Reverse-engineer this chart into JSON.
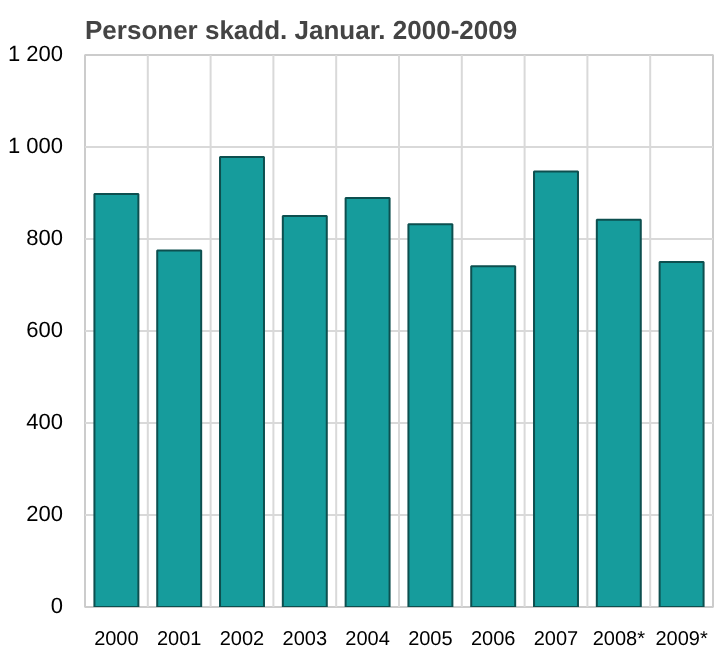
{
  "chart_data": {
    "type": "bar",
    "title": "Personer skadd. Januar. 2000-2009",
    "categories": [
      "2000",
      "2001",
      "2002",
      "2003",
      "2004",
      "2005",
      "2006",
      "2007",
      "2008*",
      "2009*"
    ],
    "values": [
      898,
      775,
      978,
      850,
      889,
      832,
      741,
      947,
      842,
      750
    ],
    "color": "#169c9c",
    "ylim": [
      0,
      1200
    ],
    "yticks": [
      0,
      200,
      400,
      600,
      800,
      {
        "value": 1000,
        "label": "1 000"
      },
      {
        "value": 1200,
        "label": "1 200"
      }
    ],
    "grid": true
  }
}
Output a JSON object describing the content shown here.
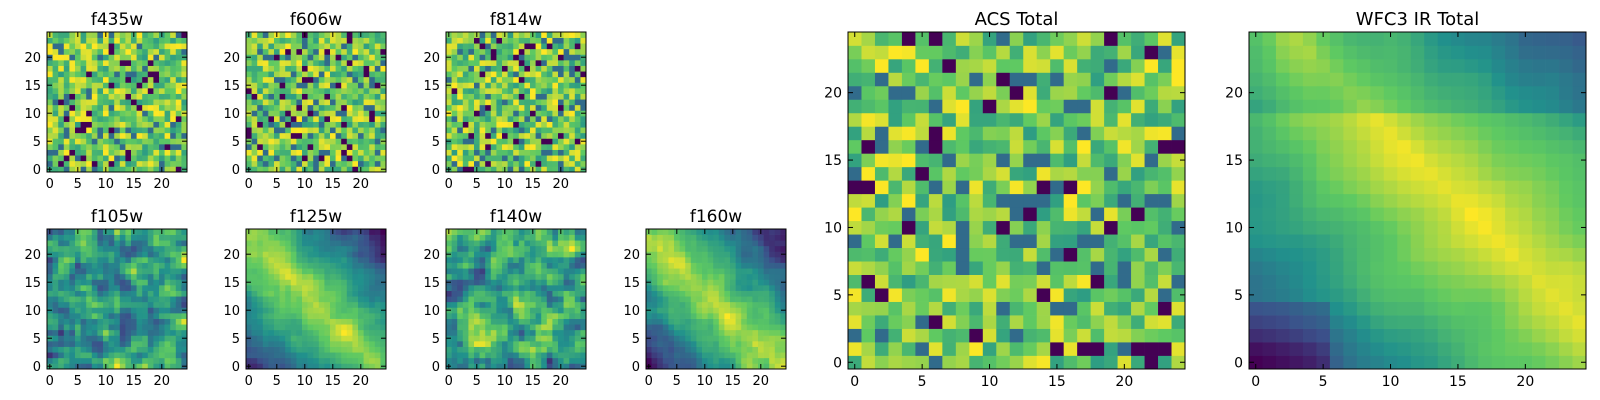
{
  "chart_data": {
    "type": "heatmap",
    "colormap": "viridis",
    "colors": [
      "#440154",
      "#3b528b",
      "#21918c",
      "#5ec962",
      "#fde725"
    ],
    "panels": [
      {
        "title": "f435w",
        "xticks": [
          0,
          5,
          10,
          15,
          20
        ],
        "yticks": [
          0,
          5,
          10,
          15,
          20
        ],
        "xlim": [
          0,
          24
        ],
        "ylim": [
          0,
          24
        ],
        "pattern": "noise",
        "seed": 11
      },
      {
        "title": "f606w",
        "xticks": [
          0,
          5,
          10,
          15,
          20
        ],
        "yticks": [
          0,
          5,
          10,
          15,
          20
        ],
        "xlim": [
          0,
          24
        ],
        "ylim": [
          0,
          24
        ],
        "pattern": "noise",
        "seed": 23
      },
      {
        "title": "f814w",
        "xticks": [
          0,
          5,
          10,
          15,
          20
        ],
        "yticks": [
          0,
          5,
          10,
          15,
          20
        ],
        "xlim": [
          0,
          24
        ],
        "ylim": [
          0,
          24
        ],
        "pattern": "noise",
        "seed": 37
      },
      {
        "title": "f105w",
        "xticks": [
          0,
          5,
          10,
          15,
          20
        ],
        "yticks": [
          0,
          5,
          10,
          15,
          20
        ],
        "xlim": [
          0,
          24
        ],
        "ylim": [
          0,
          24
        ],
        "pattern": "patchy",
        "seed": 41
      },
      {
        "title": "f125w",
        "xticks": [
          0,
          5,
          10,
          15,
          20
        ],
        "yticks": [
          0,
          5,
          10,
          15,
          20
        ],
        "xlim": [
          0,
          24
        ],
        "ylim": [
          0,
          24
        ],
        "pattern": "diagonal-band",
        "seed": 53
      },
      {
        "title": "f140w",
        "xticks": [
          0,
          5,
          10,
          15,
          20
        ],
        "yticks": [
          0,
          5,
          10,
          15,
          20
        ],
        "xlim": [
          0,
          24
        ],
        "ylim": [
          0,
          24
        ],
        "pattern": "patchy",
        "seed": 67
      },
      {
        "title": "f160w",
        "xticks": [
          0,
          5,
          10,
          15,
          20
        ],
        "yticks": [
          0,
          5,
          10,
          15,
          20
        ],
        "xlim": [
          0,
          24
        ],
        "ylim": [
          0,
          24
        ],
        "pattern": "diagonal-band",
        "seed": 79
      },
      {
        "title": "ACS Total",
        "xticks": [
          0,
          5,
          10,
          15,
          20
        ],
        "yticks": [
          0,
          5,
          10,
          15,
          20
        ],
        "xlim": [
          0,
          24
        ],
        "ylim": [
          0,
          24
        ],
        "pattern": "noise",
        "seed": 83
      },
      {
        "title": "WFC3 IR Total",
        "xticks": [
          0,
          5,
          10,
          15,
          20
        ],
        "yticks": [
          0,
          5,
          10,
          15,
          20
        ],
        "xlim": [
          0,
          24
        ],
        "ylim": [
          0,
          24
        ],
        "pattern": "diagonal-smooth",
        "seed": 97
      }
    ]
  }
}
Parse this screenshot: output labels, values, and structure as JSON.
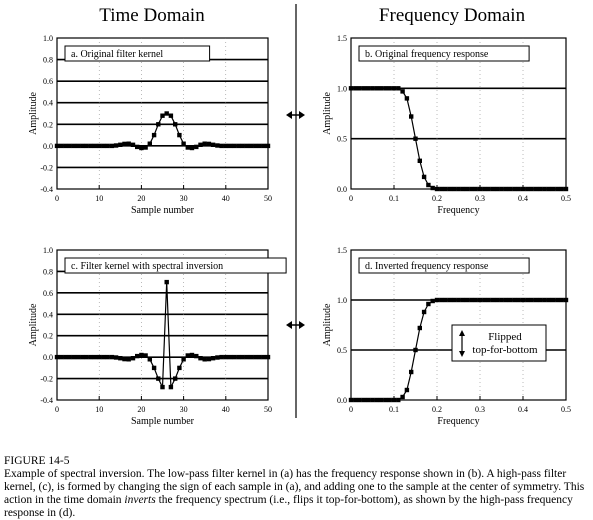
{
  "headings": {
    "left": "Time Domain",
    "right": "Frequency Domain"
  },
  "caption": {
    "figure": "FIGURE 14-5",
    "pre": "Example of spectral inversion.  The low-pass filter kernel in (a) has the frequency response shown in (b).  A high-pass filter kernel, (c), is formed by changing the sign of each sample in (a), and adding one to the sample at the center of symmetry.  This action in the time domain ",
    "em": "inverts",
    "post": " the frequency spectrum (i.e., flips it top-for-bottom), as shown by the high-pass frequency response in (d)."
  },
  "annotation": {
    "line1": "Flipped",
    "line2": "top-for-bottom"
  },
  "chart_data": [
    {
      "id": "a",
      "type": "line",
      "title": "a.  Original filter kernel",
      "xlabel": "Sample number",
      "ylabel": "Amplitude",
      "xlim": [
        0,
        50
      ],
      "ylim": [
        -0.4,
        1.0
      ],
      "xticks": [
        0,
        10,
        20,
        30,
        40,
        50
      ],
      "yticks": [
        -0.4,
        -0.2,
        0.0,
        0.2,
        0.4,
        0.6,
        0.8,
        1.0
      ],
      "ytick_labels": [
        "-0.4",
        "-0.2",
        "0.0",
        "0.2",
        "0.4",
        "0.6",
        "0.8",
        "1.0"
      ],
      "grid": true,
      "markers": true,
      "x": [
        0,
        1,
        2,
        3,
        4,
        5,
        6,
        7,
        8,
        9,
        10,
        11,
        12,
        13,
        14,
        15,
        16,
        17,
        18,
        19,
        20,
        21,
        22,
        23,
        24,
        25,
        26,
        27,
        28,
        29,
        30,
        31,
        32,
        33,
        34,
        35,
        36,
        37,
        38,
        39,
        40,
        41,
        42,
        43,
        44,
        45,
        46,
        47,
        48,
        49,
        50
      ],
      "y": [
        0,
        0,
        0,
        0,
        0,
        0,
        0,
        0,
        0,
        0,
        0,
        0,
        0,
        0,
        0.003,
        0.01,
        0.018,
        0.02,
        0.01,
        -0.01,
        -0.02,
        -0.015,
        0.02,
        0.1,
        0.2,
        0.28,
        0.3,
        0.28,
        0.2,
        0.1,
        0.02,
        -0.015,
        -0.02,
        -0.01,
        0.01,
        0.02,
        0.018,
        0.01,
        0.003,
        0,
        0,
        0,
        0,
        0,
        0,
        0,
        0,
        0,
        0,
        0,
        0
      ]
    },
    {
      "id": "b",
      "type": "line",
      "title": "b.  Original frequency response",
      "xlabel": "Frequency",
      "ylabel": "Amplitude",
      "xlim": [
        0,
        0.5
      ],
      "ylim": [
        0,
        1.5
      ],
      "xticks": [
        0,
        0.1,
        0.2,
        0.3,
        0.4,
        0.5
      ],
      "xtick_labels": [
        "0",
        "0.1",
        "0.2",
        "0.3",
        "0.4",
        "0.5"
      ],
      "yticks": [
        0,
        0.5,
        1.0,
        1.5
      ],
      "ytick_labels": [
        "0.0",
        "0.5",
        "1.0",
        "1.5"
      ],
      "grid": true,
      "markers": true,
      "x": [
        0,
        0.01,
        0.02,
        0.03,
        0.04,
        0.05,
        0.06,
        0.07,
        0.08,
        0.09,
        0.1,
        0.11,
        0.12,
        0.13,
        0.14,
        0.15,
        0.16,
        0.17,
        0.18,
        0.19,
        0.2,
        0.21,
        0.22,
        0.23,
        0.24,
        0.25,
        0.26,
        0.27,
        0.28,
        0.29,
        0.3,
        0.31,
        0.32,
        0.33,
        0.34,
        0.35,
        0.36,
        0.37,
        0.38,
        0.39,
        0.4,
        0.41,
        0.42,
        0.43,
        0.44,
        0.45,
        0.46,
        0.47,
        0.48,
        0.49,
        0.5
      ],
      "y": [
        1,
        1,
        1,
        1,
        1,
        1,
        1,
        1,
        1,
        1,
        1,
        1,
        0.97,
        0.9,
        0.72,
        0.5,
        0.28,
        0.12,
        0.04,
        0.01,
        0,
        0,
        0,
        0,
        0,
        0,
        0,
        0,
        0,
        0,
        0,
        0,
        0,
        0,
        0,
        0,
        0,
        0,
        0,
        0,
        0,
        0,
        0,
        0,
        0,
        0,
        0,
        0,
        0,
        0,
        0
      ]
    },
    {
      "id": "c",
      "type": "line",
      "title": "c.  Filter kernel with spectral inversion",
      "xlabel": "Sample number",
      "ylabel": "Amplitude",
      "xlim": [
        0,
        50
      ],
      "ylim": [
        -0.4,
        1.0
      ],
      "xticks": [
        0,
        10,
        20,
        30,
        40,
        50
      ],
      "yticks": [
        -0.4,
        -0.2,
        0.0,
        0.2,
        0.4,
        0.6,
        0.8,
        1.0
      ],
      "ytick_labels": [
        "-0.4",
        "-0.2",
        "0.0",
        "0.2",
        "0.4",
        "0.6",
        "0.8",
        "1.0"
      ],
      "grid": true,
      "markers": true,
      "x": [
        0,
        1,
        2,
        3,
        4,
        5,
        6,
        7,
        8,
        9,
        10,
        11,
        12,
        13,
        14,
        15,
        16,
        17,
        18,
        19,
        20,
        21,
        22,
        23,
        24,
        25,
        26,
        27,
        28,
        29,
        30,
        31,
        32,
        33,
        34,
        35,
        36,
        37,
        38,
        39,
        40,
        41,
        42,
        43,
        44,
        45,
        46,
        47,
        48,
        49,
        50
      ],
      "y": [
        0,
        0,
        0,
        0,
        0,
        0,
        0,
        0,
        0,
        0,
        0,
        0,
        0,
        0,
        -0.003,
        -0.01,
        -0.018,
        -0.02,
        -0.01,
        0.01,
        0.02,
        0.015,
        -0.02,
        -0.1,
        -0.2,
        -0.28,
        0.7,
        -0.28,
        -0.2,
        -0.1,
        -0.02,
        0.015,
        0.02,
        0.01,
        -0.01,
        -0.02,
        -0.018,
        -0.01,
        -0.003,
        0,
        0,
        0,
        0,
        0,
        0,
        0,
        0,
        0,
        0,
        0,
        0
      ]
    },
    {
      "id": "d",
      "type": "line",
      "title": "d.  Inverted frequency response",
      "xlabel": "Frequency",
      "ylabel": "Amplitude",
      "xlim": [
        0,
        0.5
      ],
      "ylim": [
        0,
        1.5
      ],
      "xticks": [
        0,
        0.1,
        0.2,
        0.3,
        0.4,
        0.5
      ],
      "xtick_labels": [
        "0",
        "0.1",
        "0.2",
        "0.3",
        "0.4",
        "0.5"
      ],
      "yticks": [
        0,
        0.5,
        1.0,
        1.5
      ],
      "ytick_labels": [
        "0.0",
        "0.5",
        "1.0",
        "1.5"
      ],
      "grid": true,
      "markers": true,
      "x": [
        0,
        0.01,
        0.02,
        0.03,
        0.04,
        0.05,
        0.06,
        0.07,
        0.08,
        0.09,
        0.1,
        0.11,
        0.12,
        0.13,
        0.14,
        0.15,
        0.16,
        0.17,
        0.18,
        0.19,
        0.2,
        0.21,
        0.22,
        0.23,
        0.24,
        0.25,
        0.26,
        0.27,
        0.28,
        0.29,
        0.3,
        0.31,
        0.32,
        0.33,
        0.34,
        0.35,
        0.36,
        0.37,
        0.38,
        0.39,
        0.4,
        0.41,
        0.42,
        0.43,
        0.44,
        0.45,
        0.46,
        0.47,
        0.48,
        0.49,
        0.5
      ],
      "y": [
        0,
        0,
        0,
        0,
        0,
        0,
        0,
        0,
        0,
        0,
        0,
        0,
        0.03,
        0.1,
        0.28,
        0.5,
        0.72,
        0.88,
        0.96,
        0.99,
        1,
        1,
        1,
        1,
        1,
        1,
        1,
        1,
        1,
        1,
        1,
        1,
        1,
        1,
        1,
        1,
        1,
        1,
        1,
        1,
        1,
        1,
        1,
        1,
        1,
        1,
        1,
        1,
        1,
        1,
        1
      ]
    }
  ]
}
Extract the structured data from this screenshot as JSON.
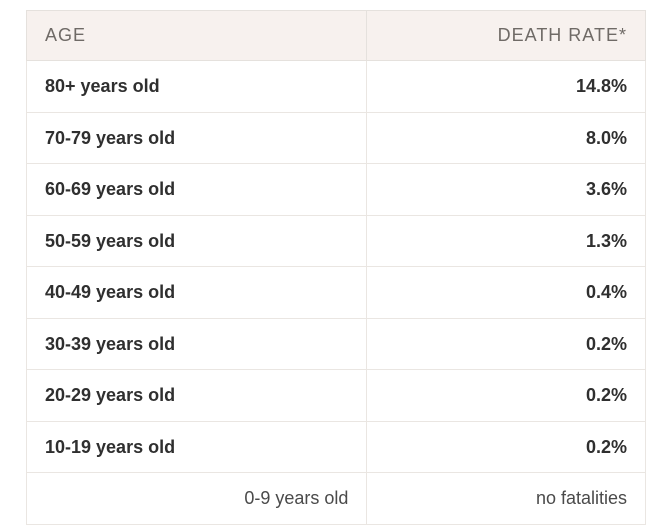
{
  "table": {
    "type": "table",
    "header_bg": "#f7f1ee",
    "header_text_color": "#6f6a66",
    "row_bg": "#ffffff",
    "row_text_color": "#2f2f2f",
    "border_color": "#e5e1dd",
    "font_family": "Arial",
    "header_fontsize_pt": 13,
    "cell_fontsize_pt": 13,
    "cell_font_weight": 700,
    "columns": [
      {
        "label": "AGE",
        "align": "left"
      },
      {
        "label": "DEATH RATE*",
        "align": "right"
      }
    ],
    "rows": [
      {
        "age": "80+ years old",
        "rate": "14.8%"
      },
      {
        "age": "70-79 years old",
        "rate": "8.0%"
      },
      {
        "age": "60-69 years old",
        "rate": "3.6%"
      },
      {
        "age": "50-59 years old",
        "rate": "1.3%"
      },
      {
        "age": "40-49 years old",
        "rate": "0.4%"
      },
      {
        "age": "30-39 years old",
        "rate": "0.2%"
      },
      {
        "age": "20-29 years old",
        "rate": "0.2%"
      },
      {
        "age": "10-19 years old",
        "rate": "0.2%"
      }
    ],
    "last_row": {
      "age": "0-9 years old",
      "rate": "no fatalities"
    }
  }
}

◆ What to work on ◆
Word for word, please, restate the lines of the listing from the one holding "Extract the structured" down to the last line, leaving out any pictures.

◆ The completed task ◆
Extract the structured data from this screenshot as JSON.
{
  "table": {
    "type": "table",
    "header_bg": "#f7f1ee",
    "header_text_color": "#6f6a66",
    "row_bg": "#ffffff",
    "row_text_color": "#2f2f2f",
    "border_color": "#e5e1dd",
    "font_family": "Arial",
    "header_fontsize_pt": 13,
    "cell_fontsize_pt": 13,
    "cell_font_weight": 700,
    "columns": [
      {
        "label": "AGE",
        "align": "left"
      },
      {
        "label": "DEATH RATE*",
        "align": "right"
      }
    ],
    "rows": [
      {
        "age": "80+ years old",
        "rate": "14.8%"
      },
      {
        "age": "70-79 years old",
        "rate": "8.0%"
      },
      {
        "age": "60-69 years old",
        "rate": "3.6%"
      },
      {
        "age": "50-59 years old",
        "rate": "1.3%"
      },
      {
        "age": "40-49 years old",
        "rate": "0.4%"
      },
      {
        "age": "30-39 years old",
        "rate": "0.2%"
      },
      {
        "age": "20-29 years old",
        "rate": "0.2%"
      },
      {
        "age": "10-19 years old",
        "rate": "0.2%"
      }
    ],
    "last_row": {
      "age": "0-9 years old",
      "rate": "no fatalities"
    }
  }
}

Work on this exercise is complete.